▸ **DATA TO PROCESS**:
★ ★ ★ ★
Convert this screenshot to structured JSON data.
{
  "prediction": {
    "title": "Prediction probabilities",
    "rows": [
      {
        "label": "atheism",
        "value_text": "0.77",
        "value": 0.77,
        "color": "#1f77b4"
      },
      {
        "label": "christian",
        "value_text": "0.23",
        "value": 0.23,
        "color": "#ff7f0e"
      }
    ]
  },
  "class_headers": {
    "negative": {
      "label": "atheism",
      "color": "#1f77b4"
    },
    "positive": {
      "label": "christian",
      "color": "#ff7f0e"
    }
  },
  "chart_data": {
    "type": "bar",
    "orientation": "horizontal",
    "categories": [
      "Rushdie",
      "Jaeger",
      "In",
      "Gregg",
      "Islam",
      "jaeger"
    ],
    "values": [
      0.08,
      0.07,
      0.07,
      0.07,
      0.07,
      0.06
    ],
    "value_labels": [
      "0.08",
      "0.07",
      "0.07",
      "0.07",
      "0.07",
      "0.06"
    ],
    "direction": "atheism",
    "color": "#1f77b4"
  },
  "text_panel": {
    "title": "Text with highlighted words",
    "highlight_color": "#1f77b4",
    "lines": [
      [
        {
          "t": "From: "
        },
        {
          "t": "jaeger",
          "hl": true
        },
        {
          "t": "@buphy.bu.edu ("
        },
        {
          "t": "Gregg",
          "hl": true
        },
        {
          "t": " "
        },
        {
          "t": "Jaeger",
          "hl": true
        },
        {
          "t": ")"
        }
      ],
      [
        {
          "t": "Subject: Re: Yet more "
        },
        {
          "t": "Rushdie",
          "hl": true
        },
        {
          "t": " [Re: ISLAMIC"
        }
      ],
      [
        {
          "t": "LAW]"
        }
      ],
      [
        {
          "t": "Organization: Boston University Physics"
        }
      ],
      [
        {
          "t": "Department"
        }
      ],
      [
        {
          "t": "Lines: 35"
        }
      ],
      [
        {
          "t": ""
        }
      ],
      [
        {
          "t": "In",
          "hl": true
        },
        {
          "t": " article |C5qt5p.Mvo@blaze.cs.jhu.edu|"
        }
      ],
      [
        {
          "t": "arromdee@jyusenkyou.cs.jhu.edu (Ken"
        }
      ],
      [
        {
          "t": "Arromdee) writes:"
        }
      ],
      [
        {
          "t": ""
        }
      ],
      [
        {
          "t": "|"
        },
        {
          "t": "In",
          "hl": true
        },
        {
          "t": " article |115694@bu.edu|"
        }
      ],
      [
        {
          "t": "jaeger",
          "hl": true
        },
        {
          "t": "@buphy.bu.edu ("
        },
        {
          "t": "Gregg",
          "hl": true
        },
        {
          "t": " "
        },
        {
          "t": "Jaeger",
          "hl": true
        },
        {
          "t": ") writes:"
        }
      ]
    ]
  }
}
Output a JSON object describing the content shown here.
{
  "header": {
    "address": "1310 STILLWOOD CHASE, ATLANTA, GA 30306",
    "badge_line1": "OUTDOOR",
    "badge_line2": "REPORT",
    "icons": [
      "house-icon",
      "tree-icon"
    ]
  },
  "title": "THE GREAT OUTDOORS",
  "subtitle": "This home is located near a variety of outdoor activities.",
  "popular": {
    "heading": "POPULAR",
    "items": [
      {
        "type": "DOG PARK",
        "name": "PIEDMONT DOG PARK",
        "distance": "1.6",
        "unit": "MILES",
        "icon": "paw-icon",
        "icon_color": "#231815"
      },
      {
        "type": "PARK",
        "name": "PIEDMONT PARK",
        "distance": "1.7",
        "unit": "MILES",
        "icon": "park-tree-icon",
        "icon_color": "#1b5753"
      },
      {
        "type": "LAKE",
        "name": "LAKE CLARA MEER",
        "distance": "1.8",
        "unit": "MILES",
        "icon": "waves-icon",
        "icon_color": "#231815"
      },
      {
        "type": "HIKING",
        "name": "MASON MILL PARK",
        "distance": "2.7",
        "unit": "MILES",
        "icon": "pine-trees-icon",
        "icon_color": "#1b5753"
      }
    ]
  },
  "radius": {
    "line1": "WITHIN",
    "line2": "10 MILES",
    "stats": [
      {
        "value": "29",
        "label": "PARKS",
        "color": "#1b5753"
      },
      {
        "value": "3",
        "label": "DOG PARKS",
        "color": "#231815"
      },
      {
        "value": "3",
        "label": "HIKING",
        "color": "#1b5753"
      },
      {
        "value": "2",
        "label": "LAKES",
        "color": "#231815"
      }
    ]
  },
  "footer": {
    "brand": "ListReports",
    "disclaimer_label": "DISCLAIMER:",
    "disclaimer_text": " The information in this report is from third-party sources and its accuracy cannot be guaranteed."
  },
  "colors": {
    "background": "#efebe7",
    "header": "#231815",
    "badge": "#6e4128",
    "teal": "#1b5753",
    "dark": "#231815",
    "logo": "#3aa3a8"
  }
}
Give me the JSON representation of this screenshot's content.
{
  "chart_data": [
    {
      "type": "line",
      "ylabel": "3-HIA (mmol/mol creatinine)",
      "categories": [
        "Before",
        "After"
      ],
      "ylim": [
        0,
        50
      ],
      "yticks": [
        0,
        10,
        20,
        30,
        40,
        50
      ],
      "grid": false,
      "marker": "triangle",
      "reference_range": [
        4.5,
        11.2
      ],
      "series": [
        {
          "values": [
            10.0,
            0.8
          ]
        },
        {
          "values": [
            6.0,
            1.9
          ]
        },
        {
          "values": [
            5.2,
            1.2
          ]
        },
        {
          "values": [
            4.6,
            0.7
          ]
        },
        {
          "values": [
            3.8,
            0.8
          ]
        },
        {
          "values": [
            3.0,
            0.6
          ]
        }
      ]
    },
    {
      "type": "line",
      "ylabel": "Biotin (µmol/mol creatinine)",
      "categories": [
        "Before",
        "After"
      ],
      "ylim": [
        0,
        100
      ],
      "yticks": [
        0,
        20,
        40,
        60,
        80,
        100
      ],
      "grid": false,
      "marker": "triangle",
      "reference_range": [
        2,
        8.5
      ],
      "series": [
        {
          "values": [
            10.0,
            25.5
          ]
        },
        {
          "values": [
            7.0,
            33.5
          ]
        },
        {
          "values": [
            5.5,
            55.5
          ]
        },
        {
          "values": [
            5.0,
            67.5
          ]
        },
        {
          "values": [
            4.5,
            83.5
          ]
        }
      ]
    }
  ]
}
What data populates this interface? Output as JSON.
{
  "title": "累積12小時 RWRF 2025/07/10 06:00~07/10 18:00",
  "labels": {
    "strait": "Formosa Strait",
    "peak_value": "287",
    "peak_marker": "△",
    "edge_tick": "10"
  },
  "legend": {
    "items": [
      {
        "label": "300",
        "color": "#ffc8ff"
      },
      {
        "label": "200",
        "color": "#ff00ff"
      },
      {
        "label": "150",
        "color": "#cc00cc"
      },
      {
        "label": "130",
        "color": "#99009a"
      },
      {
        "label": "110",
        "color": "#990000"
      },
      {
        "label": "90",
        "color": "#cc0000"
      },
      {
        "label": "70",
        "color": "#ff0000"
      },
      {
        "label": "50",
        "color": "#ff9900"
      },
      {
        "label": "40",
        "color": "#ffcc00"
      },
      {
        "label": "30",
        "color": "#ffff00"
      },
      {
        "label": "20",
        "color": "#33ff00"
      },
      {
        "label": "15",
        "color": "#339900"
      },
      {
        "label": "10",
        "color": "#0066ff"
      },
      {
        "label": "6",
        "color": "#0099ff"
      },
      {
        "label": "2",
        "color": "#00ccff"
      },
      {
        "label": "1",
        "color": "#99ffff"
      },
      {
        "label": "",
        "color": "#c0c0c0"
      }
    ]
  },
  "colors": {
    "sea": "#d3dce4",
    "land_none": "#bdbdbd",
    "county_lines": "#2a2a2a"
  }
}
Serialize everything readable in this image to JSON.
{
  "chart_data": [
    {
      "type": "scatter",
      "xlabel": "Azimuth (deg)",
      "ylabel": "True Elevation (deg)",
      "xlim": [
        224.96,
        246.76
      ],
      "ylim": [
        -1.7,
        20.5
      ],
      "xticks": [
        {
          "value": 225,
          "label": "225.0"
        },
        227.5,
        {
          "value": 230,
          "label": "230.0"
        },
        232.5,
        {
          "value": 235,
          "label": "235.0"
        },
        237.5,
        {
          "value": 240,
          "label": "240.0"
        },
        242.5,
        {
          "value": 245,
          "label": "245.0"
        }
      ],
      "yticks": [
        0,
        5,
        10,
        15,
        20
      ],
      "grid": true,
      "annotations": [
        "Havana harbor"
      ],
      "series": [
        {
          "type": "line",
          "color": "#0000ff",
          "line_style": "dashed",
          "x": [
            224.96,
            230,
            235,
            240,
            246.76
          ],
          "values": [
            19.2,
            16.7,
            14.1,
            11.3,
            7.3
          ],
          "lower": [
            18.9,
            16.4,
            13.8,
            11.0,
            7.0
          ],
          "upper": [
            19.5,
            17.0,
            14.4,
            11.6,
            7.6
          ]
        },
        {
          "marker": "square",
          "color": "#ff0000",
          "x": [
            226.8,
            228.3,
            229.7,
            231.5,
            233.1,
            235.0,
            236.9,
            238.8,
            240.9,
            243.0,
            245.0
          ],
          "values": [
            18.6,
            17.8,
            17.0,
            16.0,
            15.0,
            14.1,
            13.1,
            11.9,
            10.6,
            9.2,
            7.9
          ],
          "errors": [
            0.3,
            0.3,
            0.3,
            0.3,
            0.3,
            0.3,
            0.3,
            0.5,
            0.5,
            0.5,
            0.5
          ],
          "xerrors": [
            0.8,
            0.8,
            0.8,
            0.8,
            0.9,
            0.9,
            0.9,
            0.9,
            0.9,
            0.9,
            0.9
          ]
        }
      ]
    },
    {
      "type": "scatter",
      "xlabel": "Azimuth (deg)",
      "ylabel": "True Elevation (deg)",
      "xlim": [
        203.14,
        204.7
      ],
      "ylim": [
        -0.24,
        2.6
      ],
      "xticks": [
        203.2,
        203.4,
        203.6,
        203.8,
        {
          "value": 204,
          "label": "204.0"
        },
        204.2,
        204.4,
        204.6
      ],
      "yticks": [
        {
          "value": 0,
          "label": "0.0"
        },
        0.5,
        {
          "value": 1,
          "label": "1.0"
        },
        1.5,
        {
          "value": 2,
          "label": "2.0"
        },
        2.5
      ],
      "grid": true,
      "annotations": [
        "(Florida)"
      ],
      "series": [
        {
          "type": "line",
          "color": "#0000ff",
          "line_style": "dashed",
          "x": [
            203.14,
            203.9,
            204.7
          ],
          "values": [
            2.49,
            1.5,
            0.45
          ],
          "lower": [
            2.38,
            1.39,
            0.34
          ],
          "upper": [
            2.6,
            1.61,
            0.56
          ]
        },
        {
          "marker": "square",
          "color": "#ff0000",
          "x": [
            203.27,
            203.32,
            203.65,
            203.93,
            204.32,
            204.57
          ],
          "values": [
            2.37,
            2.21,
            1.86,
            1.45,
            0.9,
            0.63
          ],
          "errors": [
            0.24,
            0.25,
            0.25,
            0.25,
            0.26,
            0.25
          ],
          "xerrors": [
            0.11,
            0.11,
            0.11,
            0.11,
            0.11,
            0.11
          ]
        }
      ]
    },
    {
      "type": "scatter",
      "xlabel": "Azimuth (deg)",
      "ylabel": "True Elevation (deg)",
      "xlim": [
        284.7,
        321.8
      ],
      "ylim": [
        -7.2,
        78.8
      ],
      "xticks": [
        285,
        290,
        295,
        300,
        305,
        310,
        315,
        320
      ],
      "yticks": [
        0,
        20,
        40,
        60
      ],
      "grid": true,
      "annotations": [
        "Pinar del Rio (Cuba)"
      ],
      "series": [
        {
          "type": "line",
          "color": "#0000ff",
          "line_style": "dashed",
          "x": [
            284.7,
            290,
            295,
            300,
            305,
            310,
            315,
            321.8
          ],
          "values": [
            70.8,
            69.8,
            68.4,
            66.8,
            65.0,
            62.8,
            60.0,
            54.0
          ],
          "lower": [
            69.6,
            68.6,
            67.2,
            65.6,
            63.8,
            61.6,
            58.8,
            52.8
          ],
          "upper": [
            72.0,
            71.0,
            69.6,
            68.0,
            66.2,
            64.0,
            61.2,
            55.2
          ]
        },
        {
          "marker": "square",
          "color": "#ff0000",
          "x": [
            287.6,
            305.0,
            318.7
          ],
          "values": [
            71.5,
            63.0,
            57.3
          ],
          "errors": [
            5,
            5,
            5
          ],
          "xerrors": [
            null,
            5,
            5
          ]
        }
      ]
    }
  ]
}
★ ★ ★ ★
▸ **REQUIRED WORK**:
Using the records above, pull out each line where the word "creatinine" occurs.

▸ **TASK RESULT**:
      "ylabel": "3-HIA (mmol/mol creatinine)",
      "ylabel": "Biotin (µmol/mol creatinine)",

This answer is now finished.